▶ [WORK TO DO]: Gather each line containing the string "Trends" from these entries.

▶ [THE DATA]:
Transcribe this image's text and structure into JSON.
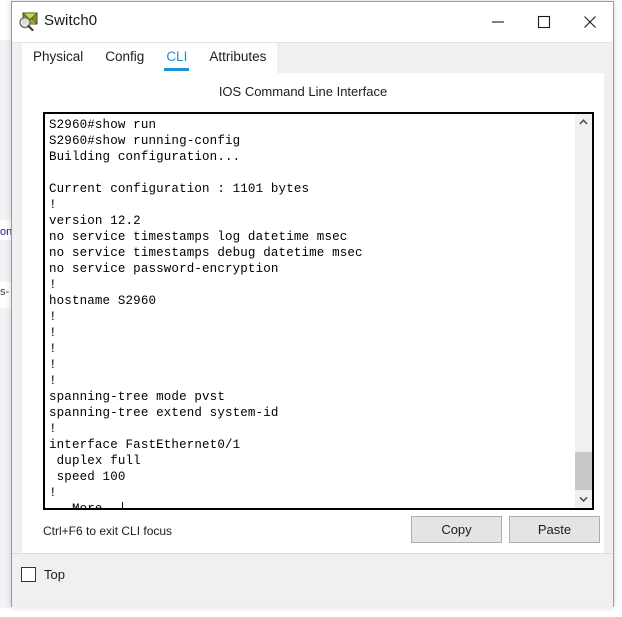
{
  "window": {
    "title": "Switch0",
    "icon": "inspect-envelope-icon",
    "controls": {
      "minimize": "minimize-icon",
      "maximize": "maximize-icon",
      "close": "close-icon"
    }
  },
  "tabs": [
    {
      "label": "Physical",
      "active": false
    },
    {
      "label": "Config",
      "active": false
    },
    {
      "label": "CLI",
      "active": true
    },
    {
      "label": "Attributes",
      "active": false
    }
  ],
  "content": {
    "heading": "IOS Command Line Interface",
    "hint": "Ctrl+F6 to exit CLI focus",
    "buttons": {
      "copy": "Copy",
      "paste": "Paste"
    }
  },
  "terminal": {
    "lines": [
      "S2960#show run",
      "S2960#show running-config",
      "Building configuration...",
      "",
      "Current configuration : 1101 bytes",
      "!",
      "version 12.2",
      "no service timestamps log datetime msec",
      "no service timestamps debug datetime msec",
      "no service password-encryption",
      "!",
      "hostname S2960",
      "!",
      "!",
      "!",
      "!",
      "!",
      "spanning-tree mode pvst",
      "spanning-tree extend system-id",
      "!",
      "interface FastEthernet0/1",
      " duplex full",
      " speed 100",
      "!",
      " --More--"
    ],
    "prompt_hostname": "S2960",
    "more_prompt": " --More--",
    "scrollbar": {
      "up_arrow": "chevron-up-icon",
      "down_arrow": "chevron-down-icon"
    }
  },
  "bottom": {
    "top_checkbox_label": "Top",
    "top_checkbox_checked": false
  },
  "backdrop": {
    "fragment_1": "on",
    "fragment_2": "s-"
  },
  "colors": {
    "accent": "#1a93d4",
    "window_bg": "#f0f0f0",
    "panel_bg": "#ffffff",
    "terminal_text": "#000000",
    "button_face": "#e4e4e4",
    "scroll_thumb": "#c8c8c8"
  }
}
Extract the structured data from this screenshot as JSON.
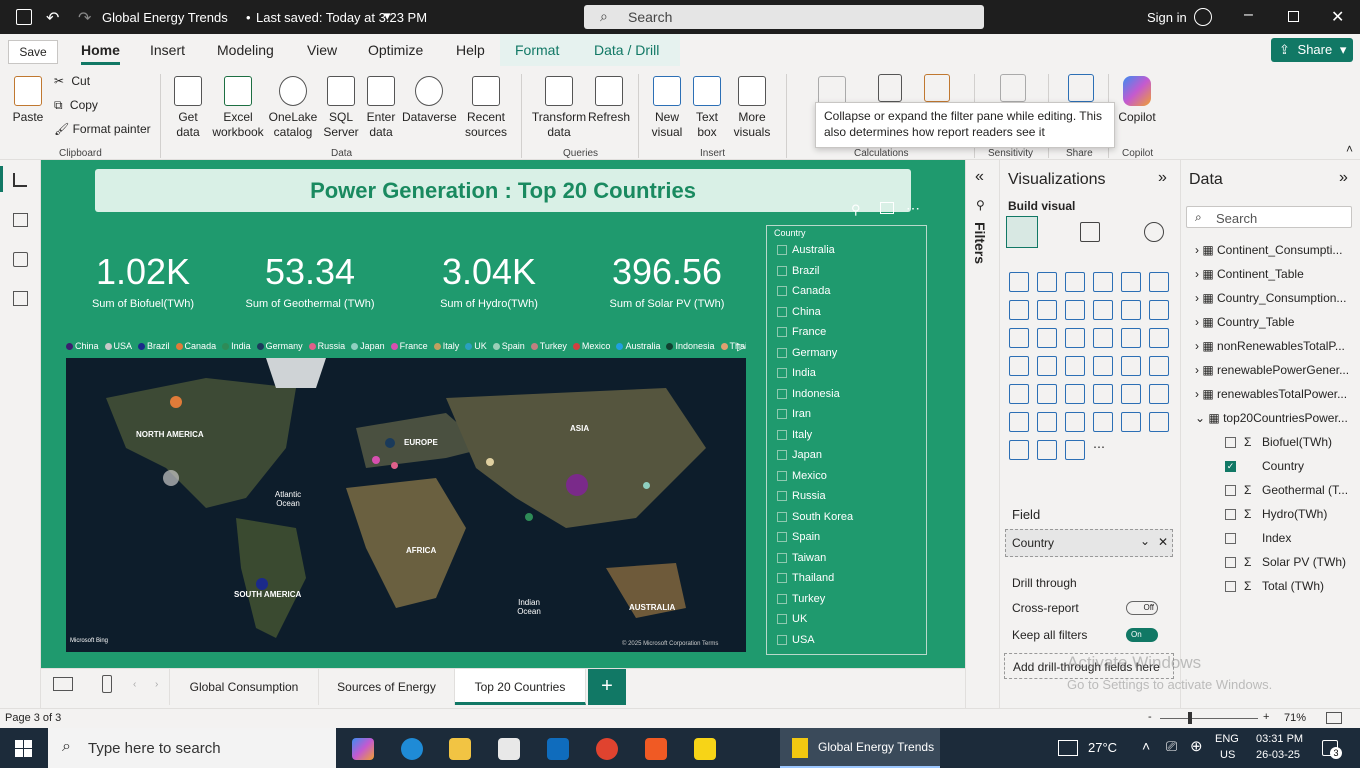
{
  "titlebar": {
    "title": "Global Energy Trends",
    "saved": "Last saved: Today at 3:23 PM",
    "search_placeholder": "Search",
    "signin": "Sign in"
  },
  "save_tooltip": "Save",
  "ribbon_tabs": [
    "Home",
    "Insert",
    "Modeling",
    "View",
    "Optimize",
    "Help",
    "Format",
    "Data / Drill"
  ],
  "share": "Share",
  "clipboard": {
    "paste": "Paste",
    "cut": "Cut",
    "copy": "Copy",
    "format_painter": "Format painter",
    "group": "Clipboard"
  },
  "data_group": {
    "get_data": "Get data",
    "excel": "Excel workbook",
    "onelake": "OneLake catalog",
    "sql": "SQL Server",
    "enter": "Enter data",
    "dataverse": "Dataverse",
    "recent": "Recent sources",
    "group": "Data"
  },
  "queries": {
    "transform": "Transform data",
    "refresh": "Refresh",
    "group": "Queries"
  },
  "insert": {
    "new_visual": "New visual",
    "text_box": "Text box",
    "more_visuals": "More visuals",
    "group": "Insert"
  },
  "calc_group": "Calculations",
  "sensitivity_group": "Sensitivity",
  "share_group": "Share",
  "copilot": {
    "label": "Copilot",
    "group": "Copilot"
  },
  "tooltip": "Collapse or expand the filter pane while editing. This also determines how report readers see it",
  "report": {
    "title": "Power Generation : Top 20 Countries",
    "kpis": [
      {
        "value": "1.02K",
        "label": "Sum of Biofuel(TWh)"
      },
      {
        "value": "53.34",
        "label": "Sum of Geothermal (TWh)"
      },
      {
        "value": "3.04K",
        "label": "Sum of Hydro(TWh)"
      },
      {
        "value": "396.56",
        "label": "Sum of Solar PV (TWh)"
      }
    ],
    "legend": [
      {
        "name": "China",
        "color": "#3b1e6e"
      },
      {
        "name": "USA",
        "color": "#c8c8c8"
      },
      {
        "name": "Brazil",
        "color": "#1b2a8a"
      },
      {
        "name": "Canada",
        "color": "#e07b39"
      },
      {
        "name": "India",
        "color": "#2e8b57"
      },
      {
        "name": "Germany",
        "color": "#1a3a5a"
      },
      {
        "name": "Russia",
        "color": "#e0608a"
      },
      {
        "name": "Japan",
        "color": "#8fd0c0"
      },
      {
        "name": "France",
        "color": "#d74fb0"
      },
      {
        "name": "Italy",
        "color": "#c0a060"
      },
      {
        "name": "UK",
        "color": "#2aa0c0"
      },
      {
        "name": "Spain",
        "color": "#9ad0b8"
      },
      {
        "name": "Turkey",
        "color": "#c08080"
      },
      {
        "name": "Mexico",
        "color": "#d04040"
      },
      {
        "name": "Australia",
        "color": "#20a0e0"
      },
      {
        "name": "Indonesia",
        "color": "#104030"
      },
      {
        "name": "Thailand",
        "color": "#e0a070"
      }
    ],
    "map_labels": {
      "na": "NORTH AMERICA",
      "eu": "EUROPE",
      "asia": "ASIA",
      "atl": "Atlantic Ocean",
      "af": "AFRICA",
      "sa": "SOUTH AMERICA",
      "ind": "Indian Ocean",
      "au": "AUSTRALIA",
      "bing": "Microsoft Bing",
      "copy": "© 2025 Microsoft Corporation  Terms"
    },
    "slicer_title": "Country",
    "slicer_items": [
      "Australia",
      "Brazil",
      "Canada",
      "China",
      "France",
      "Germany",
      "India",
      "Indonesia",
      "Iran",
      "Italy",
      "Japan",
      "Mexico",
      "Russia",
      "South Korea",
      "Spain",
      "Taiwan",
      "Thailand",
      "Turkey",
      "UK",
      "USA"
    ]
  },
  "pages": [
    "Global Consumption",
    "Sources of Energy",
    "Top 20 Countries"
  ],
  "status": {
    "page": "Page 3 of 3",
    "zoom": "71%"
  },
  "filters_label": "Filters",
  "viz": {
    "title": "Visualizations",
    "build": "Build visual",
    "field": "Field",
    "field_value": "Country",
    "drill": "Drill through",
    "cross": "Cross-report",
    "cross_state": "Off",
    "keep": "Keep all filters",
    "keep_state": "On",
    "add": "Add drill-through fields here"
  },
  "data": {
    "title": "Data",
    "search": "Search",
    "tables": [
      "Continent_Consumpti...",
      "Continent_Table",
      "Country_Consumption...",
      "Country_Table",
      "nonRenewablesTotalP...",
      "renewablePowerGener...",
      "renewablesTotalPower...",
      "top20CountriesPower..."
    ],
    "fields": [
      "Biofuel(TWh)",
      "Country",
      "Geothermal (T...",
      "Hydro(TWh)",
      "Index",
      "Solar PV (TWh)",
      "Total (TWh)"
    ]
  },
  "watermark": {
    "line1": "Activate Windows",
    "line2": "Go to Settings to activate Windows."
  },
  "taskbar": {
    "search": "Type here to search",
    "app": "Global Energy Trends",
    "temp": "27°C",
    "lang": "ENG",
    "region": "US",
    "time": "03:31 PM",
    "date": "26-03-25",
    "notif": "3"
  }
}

...

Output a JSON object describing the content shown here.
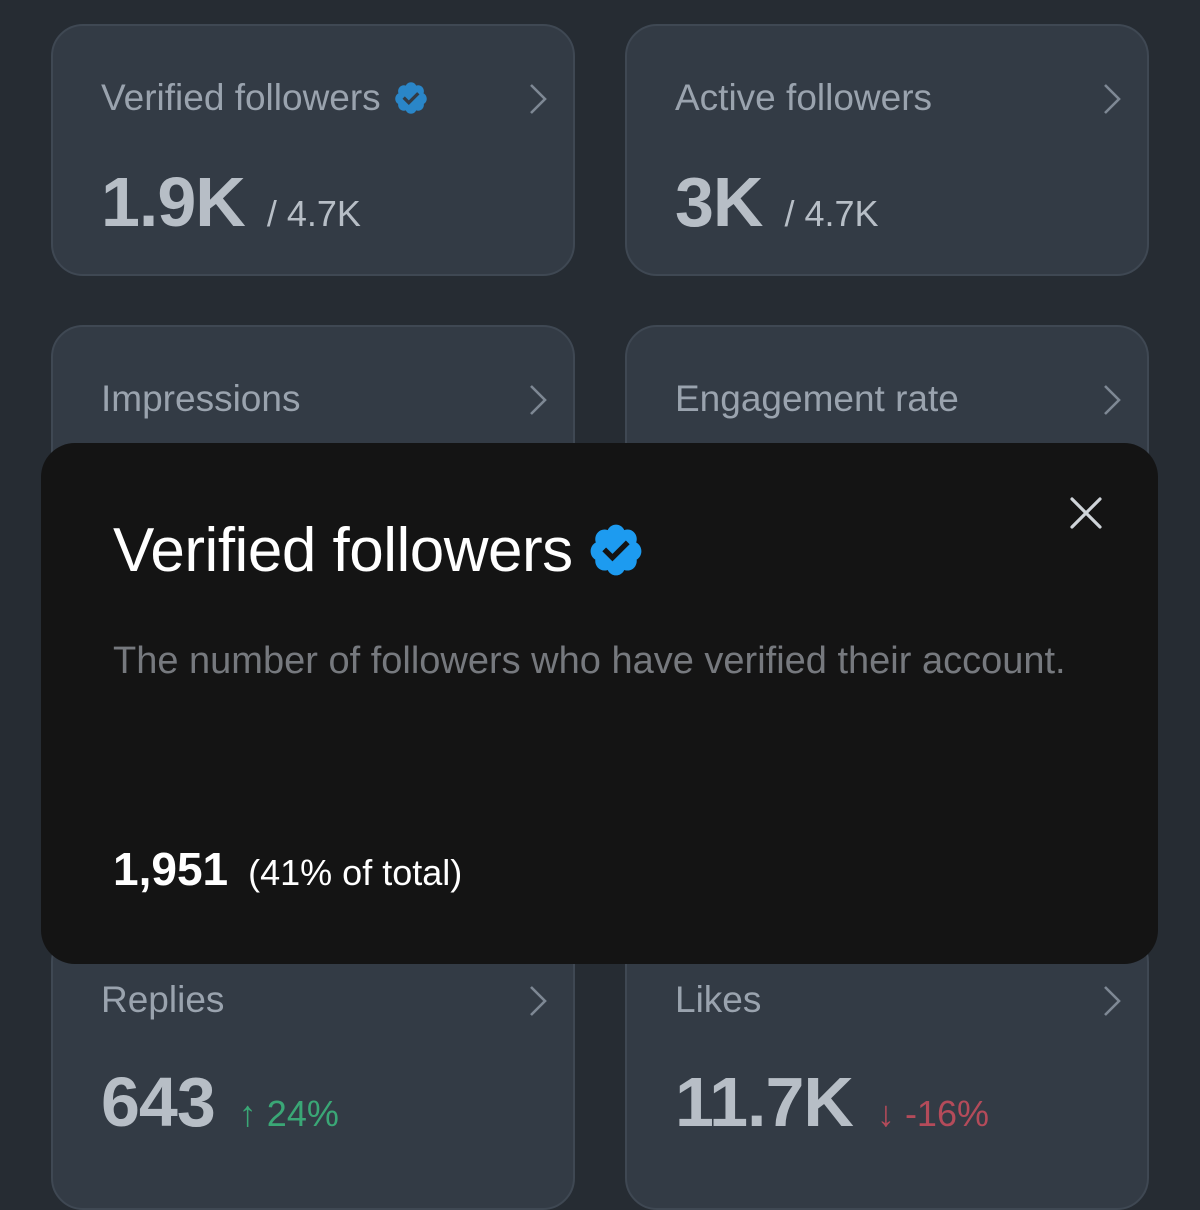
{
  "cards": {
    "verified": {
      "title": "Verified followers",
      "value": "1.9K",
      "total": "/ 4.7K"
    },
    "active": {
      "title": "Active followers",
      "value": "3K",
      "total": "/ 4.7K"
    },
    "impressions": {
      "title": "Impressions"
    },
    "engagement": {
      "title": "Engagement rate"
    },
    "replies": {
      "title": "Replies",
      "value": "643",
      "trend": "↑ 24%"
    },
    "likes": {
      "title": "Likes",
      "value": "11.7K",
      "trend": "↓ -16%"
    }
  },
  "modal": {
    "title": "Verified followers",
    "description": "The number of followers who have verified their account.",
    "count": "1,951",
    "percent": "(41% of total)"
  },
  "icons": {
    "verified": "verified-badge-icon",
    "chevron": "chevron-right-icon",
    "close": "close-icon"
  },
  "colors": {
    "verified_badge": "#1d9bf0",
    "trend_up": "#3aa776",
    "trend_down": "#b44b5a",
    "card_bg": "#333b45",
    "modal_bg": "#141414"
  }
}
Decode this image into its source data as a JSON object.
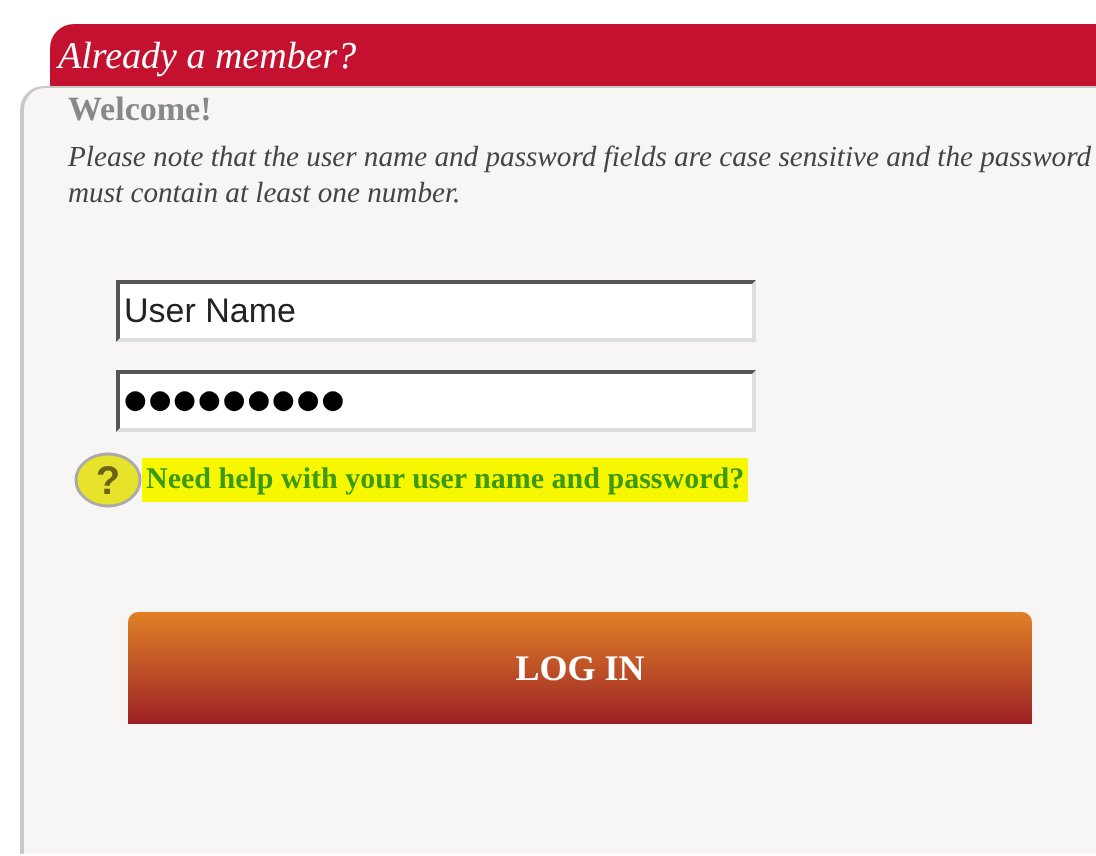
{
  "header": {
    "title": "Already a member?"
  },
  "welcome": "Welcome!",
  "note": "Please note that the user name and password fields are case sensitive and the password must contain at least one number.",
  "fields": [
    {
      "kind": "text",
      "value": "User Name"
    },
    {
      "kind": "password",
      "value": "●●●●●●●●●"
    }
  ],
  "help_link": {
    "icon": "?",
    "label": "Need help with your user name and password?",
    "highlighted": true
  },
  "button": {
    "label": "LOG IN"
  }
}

* * *

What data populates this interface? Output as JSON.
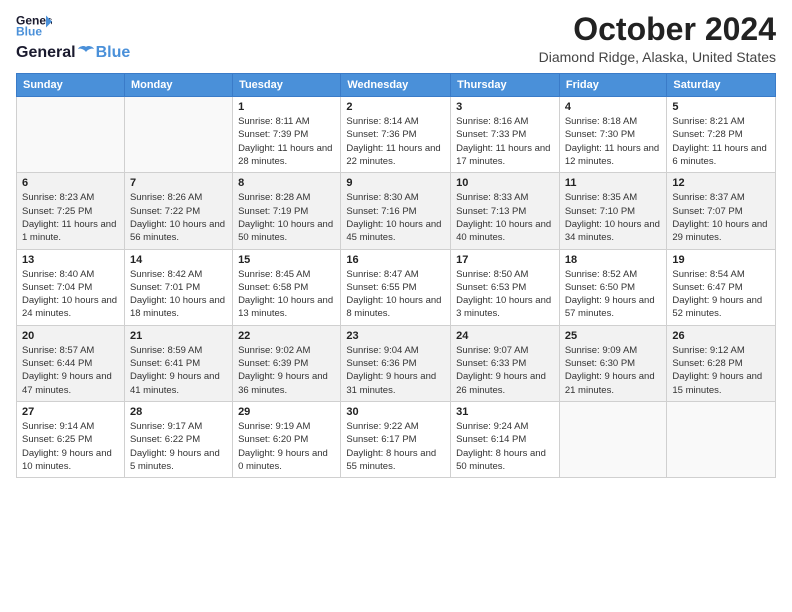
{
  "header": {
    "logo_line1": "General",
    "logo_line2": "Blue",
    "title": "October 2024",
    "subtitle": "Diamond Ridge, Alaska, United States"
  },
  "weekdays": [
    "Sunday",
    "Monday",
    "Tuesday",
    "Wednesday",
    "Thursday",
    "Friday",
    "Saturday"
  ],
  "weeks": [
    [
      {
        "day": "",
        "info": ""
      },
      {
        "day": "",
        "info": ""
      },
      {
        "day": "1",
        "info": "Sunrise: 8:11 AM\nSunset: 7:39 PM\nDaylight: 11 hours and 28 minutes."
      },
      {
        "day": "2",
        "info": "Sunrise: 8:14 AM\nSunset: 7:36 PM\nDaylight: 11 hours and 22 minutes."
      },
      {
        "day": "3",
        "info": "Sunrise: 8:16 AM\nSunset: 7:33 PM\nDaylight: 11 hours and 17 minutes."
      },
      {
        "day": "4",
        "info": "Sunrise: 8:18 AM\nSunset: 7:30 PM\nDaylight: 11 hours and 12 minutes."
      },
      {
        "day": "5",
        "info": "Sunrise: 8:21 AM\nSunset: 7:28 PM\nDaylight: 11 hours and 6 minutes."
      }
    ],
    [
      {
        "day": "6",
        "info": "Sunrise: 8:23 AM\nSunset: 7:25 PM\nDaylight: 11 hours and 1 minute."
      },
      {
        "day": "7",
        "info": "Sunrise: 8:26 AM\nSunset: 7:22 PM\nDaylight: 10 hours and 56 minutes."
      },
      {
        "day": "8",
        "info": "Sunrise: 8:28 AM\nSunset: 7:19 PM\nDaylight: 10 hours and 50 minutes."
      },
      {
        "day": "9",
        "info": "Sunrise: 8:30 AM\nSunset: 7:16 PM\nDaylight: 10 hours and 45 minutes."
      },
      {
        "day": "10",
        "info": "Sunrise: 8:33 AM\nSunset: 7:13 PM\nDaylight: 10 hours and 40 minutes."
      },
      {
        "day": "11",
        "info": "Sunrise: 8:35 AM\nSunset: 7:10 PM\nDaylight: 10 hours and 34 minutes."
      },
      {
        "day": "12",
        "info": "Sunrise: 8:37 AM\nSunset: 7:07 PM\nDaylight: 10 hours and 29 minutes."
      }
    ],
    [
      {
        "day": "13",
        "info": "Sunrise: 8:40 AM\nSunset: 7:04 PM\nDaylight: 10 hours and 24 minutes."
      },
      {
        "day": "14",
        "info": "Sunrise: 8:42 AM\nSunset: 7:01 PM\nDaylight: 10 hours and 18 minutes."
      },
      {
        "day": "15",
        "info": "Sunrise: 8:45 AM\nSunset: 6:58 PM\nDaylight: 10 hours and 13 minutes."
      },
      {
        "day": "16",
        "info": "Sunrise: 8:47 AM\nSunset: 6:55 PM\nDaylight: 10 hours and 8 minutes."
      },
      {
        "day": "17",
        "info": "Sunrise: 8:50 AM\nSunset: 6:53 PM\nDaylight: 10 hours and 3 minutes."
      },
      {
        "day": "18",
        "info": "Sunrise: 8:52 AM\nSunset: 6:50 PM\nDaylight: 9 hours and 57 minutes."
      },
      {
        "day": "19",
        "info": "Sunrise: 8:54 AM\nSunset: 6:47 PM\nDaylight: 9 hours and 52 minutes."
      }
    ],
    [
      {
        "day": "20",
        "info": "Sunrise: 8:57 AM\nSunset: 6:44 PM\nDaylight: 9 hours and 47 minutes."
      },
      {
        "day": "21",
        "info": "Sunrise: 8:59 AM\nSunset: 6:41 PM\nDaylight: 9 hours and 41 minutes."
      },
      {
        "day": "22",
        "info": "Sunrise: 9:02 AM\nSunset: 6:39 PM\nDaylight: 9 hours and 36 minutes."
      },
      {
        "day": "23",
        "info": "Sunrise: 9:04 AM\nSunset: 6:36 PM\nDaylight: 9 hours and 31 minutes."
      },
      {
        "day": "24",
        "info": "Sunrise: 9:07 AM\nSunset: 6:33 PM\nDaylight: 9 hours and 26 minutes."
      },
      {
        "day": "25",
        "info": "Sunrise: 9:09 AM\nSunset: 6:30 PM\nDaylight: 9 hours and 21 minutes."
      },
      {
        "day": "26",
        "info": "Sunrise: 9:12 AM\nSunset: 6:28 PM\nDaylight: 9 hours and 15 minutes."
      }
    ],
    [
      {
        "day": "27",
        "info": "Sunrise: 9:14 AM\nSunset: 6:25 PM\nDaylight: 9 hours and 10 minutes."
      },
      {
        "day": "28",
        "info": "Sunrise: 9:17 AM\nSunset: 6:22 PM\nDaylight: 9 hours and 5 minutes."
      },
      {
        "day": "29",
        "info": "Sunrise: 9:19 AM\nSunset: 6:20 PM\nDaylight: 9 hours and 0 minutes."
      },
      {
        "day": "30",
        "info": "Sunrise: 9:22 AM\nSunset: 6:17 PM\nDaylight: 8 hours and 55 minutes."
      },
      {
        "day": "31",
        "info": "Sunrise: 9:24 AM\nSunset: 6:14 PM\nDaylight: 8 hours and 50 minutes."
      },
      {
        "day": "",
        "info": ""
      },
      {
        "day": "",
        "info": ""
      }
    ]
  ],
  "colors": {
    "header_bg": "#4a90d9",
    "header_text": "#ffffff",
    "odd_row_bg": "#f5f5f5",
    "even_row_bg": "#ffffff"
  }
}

▶ [WRITTEN REPLY]:
    "title": "Global Energy Trends",
    "app": "Global Energy Trends",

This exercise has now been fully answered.